◆ What is being asked: Every record that follows should be printed verbatim.

┏━━

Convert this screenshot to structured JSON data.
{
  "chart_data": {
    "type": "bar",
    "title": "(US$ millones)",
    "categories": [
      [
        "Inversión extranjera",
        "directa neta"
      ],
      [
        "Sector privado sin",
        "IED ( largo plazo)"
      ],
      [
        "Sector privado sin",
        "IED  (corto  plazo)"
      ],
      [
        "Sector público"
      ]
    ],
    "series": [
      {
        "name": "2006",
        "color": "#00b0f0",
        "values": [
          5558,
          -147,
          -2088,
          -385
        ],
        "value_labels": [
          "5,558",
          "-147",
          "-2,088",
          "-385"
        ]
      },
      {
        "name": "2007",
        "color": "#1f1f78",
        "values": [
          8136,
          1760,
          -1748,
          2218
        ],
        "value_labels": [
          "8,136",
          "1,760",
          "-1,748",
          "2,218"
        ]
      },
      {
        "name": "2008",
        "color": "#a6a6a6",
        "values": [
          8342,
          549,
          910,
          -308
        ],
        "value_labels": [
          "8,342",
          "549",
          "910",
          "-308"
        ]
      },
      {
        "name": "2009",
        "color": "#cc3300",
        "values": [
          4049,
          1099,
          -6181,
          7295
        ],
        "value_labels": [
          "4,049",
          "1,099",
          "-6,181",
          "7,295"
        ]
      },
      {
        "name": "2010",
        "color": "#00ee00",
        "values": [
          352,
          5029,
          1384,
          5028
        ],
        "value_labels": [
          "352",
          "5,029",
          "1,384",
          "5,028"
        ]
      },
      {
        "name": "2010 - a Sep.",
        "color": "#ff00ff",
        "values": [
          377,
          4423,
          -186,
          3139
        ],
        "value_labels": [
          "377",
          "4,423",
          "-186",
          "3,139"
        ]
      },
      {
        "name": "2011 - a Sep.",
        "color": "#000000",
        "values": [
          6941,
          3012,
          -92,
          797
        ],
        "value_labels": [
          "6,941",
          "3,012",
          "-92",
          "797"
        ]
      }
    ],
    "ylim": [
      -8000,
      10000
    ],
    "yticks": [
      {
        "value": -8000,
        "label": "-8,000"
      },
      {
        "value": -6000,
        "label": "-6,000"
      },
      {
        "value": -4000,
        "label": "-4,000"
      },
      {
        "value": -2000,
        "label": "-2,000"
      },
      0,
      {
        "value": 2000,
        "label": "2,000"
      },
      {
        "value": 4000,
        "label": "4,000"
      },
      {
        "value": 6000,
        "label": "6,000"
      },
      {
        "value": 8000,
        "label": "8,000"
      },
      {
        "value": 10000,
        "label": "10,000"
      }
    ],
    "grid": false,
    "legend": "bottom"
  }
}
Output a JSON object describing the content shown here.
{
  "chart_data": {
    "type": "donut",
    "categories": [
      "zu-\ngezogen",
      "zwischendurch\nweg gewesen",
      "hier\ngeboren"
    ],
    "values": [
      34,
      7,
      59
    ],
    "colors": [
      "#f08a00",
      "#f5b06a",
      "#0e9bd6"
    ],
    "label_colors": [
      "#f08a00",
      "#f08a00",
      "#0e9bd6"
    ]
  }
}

┗━━

◆ Answer:
Convert this screenshot to structured JSON data.
{
  "chart_data": {
    "type": "bar",
    "title": "(US$ millones)",
    "categories": [
      [
        "Inversión extranjera",
        "directa neta"
      ],
      [
        "Sector privado sin",
        "IED ( largo plazo)"
      ],
      [
        "Sector privado sin",
        "IED  (corto  plazo)"
      ],
      [
        "Sector público"
      ]
    ],
    "series": [
      {
        "name": "2006",
        "color": "#00b0f0",
        "values": [
          5558,
          -147,
          -2088,
          -385
        ],
        "value_labels": [
          "5,558",
          "-147",
          "-2,088",
          "-385"
        ]
      },
      {
        "name": "2007",
        "color": "#1f1f78",
        "values": [
          8136,
          1760,
          -1748,
          2218
        ],
        "value_labels": [
          "8,136",
          "1,760",
          "-1,748",
          "2,218"
        ]
      },
      {
        "name": "2008",
        "color": "#a6a6a6",
        "values": [
          8342,
          549,
          910,
          -308
        ],
        "value_labels": [
          "8,342",
          "549",
          "910",
          "-308"
        ]
      },
      {
        "name": "2009",
        "color": "#cc3300",
        "values": [
          4049,
          1099,
          -6181,
          7295
        ],
        "value_labels": [
          "4,049",
          "1,099",
          "-6,181",
          "7,295"
        ]
      },
      {
        "name": "2010",
        "color": "#00ee00",
        "values": [
          352,
          5029,
          1384,
          5028
        ],
        "value_labels": [
          "352",
          "5,029",
          "1,384",
          "5,028"
        ]
      },
      {
        "name": "2010 - a Sep.",
        "color": "#ff00ff",
        "values": [
          377,
          4423,
          -186,
          3139
        ],
        "value_labels": [
          "377",
          "4,423",
          "-186",
          "3,139"
        ]
      },
      {
        "name": "2011 - a Sep.",
        "color": "#000000",
        "values": [
          6941,
          3012,
          -92,
          797
        ],
        "value_labels": [
          "6,941",
          "3,012",
          "-92",
          "797"
        ]
      }
    ],
    "ylim": [
      -8000,
      10000
    ],
    "yticks": [
      {
        "value": -8000,
        "label": "-8,000"
      },
      {
        "value": -6000,
        "label": "-6,000"
      },
      {
        "value": -4000,
        "label": "-4,000"
      },
      {
        "value": -2000,
        "label": "-2,000"
      },
      0,
      {
        "value": 2000,
        "label": "2,000"
      },
      {
        "value": 4000,
        "label": "4,000"
      },
      {
        "value": 6000,
        "label": "6,000"
      },
      {
        "value": 8000,
        "label": "8,000"
      },
      {
        "value": 10000,
        "label": "10,000"
      }
    ],
    "grid": false,
    "legend": "bottom"
  }
}
Output a JSON object describing the content shown here.
{
  "chart_data": {
    "type": "donut",
    "categories": [
      "zu-\ngezogen",
      "zwischendurch\nweg gewesen",
      "hier\ngeboren"
    ],
    "values": [
      34,
      7,
      59
    ],
    "colors": [
      "#f08a00",
      "#f5b06a",
      "#0e9bd6"
    ],
    "label_colors": [
      "#f08a00",
      "#f08a00",
      "#0e9bd6"
    ]
  }
}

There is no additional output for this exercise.